TASK DIRECTIONS — Return all lines in the material below that contain "virtuales".

Figure record listings —
start
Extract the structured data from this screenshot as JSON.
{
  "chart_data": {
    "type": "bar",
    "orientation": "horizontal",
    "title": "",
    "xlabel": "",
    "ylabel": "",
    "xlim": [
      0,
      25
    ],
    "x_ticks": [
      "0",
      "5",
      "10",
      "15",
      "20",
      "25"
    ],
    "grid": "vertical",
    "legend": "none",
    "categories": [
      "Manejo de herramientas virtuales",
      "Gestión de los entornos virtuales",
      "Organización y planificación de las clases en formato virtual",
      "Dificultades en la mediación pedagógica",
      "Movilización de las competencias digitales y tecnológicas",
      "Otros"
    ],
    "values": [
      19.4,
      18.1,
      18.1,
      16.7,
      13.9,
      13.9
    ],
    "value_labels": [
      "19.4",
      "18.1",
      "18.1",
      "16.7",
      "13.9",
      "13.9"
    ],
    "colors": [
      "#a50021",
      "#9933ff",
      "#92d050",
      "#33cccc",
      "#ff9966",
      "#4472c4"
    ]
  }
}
end
EXPECTED ANSWER —
      "Manejo de herramientas virtuales",
      "Gestión de los entornos virtuales",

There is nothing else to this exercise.